# PROVIDED INFORMATION

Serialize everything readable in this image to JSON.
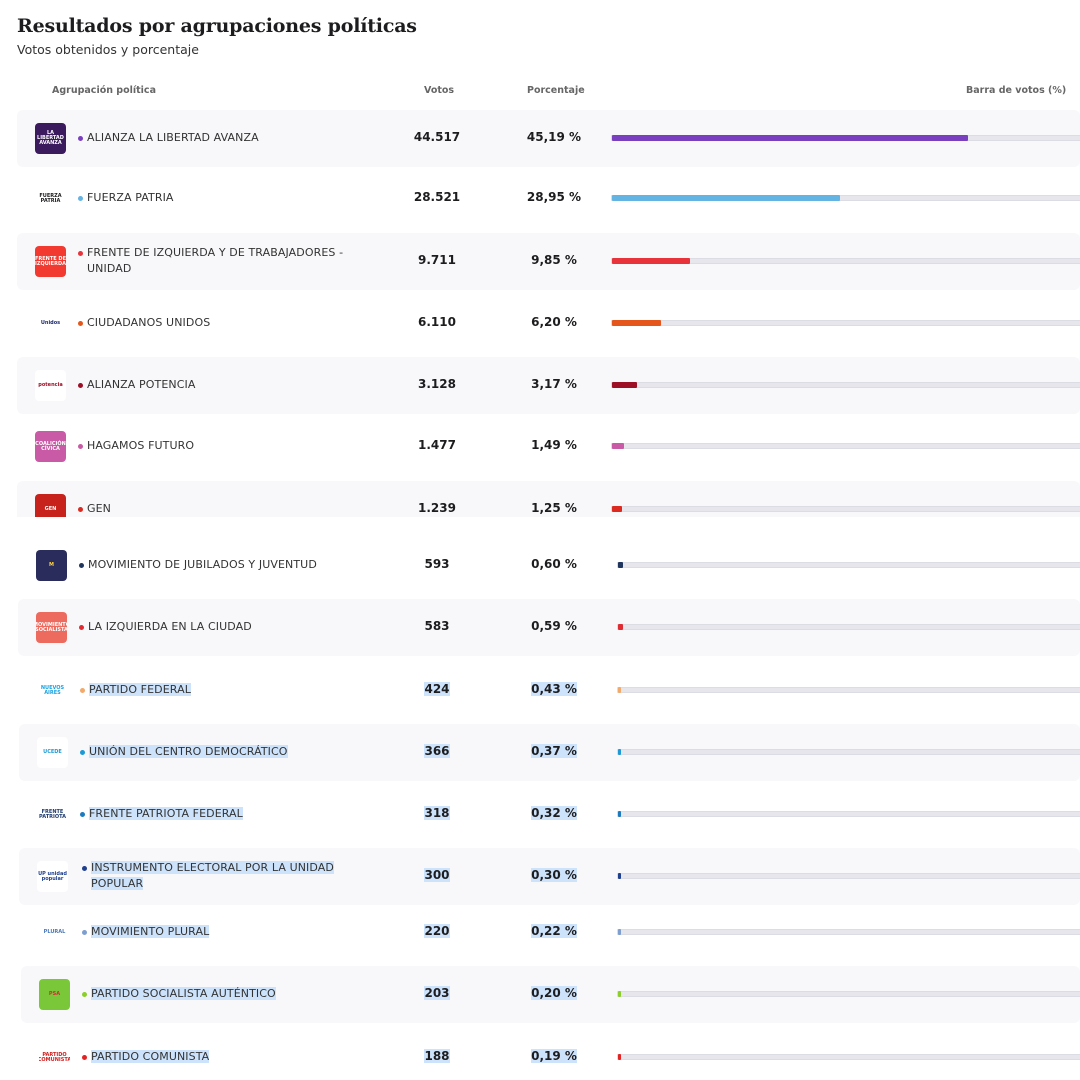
{
  "header": {
    "title": "Resultados por agrupaciones políticas",
    "subtitle": "Votos obtenidos y porcentaje"
  },
  "columns": {
    "party": "Agrupación política",
    "votes": "Votos",
    "percent": "Porcentaje",
    "bar": "Barra de votos (%)"
  },
  "rows": [
    {
      "name": "ALIANZA LA LIBERTAD AVANZA",
      "votes": "44.517",
      "percent": "45,19 %",
      "pct_value": 45.19,
      "color": "#7a3fbf",
      "logo_bg": "#3b1a5e",
      "logo_text": "LA LIBERTAD AVANZA",
      "logo_fg": "#ffffff",
      "icon": "libertad-avanza-logo-icon"
    },
    {
      "name": "FUERZA PATRIA",
      "votes": "28.521",
      "percent": "28,95 %",
      "pct_value": 28.95,
      "color": "#63b3e3",
      "logo_bg": "#ffffff",
      "logo_text": "FUERZA PATRIA",
      "logo_fg": "#1d1d1f",
      "icon": "fuerza-patria-logo-icon"
    },
    {
      "name": "FRENTE DE IZQUIERDA Y DE TRABAJADORES - UNIDAD",
      "votes": "9.711",
      "percent": "9,85 %",
      "pct_value": 9.85,
      "color": "#e8333a",
      "logo_bg": "#f23a30",
      "logo_text": "FRENTE DE IZQUIERDA",
      "logo_fg": "#ffffff",
      "icon": "frente-izquierda-logo-icon"
    },
    {
      "name": "CIUDADANOS UNIDOS",
      "votes": "6.110",
      "percent": "6,20 %",
      "pct_value": 6.2,
      "color": "#e4561b",
      "logo_bg": "#ffffff",
      "logo_text": "Unidos",
      "logo_fg": "#1d2a6b",
      "icon": "ciudadanos-unidos-logo-icon"
    },
    {
      "name": "ALIANZA POTENCIA",
      "votes": "3.128",
      "percent": "3,17 %",
      "pct_value": 3.17,
      "color": "#9c0f25",
      "logo_bg": "#ffffff",
      "logo_text": "potencia",
      "logo_fg": "#9c0f25",
      "icon": "potencia-logo-icon"
    },
    {
      "name": "HAGAMOS FUTURO",
      "votes": "1.477",
      "percent": "1,49 %",
      "pct_value": 1.49,
      "color": "#c95aa5",
      "logo_bg": "#c95aa5",
      "logo_text": "COALICIÓN CÍVICA",
      "logo_fg": "#ffffff",
      "icon": "hagamos-futuro-logo-icon"
    },
    {
      "name": "GEN",
      "votes": "1.239",
      "percent": "1,25 %",
      "pct_value": 1.25,
      "color": "#dc2a20",
      "logo_bg": "#c8221c",
      "logo_text": "GEN",
      "logo_fg": "#ffffff",
      "icon": "gen-logo-icon"
    },
    {
      "name": "MOVIMIENTO DE JUBILADOS Y JUVENTUD",
      "votes": "593",
      "percent": "0,60 %",
      "pct_value": 0.6,
      "color": "#1f355e",
      "logo_bg": "#2a2d5c",
      "logo_text": "M",
      "logo_fg": "#ffd23f",
      "icon": "movimiento-jubilados-logo-icon"
    },
    {
      "name": "LA IZQUIERDA EN LA CIUDAD",
      "votes": "583",
      "percent": "0,59 %",
      "pct_value": 0.59,
      "color": "#e02b33",
      "logo_bg": "#ec6a5e",
      "logo_text": "MOVIMIENTO SOCIALISTA",
      "logo_fg": "#ffffff",
      "icon": "izquierda-ciudad-logo-icon"
    },
    {
      "name": "PARTIDO FEDERAL",
      "votes": "424",
      "percent": "0,43 %",
      "pct_value": 0.43,
      "color": "#f2a96a",
      "logo_bg": "#ffffff",
      "logo_text": "NUEVOS AIRES",
      "logo_fg": "#1aa3e0",
      "icon": "nuevos-aires-logo-icon",
      "selected": true
    },
    {
      "name": "UNIÓN DEL CENTRO DEMOCRÁTICO",
      "votes": "366",
      "percent": "0,37 %",
      "pct_value": 0.37,
      "color": "#1d9ad6",
      "logo_bg": "#ffffff",
      "logo_text": "UCEDE",
      "logo_fg": "#1d9ad6",
      "icon": "ucede-logo-icon",
      "selected": true
    },
    {
      "name": "FRENTE PATRIOTA FEDERAL",
      "votes": "318",
      "percent": "0,32 %",
      "pct_value": 0.32,
      "color": "#1c7bbf",
      "logo_bg": "#ffffff",
      "logo_text": "FRENTE PATRIOTA",
      "logo_fg": "#1d3a6e",
      "icon": "frente-patriota-logo-icon",
      "selected": true
    },
    {
      "name": "INSTRUMENTO ELECTORAL POR LA UNIDAD POPULAR",
      "votes": "300",
      "percent": "0,30 %",
      "pct_value": 0.3,
      "color": "#1f3f8f",
      "logo_bg": "#ffffff",
      "logo_text": "UP unidad popular",
      "logo_fg": "#1f3f8f",
      "icon": "unidad-popular-logo-icon",
      "selected": true
    },
    {
      "name": "MOVIMIENTO PLURAL",
      "votes": "220",
      "percent": "0,22 %",
      "pct_value": 0.22,
      "color": "#7e9ed0",
      "logo_bg": "#ffffff",
      "logo_text": "PLURAL",
      "logo_fg": "#4a78b8",
      "icon": "movimiento-plural-logo-icon",
      "selected": true
    },
    {
      "name": "PARTIDO SOCIALISTA AUTÉNTICO",
      "votes": "203",
      "percent": "0,20 %",
      "pct_value": 0.2,
      "color": "#8ccf2a",
      "logo_bg": "#7ac83a",
      "logo_text": "PSA",
      "logo_fg": "#e0233a",
      "icon": "socialista-autentico-logo-icon",
      "selected": true
    },
    {
      "name": "PARTIDO COMUNISTA",
      "votes": "188",
      "percent": "0,19 %",
      "pct_value": 0.19,
      "color": "#e52222",
      "logo_bg": "#ffffff",
      "logo_text": "PARTIDO COMUNISTA",
      "logo_fg": "#d21d1d",
      "icon": "partido-comunista-logo-icon",
      "selected": true
    }
  ]
}
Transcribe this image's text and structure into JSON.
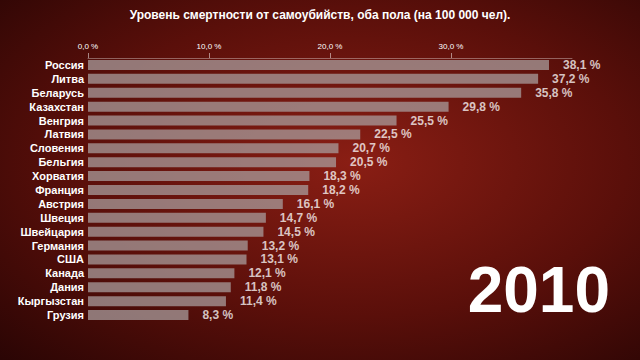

# STATED TASK
Using the listing above, locate the lines that hold "ALIANZA" and copy each one.

# EXERCISE RESULT
      "name": "ALIANZA LA LIBERTAD AVANZA",
      "name": "ALIANZA POTENCIA",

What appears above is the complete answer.